** Qué debes hacer **
Prosigue el artículo sobre el Día Mundial del Síndrome de Down a partir de su última oración.

** Fragmento proporcionado **
* * * *

Reconociendo a los otros

21 Mar, 2014 |

1 de cada 773 nacimientos en el mundo nacen con Síndrome de Down, tienen el umbral del dolor más bajo que el resto de la población y su esperanza de vida va en aumento. Lo que hace que las personas padezcan este síndrome es porque tienen una alteración genética provocada por un cromosoma extra del par 21, responsable de disfunciones de tipo morfológico o bioquímico que repercute en diversos órganos, especialmente en el cerebro.

Inclusión mundial

Para que existe una real inclusión por parte de toda la sociedad, es que la Organización de las Naciones Unidas (ONU),  declaró oficialmente el día 21 de marzo como el Día Mundial del Síndrome de Down, la cual se logró por consenso, gracias a la participación conjunta de organizaciones, gobiernos y de 79 países, con el objetivo de incitarlos para que adopten las medidas necesarias, de recordarles las valiosas contribuciones de las personas con discapacidad intelectual como promotores de la diversidad de sus comunidades y de que tomen conciencia respecto de los derechos y el bienestar de las personas con Síndrome de Down, quienes actualmente son seis millones en el mundo.

* * * *

Datos de análisis estructurado de páginas

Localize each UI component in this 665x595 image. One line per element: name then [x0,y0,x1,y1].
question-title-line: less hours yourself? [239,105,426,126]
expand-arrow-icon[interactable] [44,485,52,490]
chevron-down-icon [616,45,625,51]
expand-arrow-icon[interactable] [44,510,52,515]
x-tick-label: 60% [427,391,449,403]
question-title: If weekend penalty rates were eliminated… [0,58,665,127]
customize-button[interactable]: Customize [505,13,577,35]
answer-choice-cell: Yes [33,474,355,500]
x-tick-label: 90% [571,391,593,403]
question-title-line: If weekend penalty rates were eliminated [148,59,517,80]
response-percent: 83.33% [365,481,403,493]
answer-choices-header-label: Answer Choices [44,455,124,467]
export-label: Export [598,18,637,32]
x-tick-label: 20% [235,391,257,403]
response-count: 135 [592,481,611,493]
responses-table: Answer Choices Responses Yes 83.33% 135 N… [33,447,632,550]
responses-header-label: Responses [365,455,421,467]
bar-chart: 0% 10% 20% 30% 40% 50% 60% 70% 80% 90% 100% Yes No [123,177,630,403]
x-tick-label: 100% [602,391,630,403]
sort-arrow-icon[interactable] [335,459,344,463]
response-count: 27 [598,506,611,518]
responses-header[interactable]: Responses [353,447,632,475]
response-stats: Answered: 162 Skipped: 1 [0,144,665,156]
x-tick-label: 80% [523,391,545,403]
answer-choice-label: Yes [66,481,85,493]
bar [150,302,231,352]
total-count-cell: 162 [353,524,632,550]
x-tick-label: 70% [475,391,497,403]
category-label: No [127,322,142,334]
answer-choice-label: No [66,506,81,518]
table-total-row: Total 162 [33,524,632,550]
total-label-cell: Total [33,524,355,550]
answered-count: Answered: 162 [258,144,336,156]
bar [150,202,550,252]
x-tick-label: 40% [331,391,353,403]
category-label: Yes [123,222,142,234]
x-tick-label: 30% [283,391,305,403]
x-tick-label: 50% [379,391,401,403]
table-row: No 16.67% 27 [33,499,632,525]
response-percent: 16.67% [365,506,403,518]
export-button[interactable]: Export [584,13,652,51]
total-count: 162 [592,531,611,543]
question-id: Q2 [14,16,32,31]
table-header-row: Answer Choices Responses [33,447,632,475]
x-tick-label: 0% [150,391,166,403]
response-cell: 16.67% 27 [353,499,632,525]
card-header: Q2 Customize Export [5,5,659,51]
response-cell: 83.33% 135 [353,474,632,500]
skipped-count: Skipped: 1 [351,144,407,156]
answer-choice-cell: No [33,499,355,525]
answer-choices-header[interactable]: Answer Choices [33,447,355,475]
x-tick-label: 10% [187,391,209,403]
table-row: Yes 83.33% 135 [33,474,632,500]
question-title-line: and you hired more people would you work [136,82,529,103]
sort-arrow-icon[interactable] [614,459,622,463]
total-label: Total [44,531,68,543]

* * * *

** Tu respuesta **
No quedemos indiferentes

Por lo general, el 90% de estas personas asiste al colegio, aunque esta cifra se reduce en la enseñanza secundaria y formación profesional. De las cerca de 25.000 personas que están en edad de trabajar, el 2% lo hace en empresas privadas. En la vida laboral, los estereotipos contra las personas con Síndrome de Down a menudo significan que se les niegan oportunidades de formación profesional y su derecho al trabajo. Sin embargo, Walmart Chile es una de las compañías que tiene dentro de sus políticas la diversidad e inclusión como uno de los pilares fundamentales, promoviendo la inclusión en sus equipos de trabajo de personas con capacidades especiales, de todo origen, orientación sexual, etc ya que el tener equipo diversos trae beneficios para todos.

Es muy importante que se eduque a la sociedad en esta temática, haciéndolas saber que el valor de las personas con este síndrome, y también de otras con capacidades distintas, es en lo que tenemos que fijarnos. Los tenemos que reconocer por sus fortalezas, talentos, creatividad, habilidades, las cuales nos pueden aportar mucho.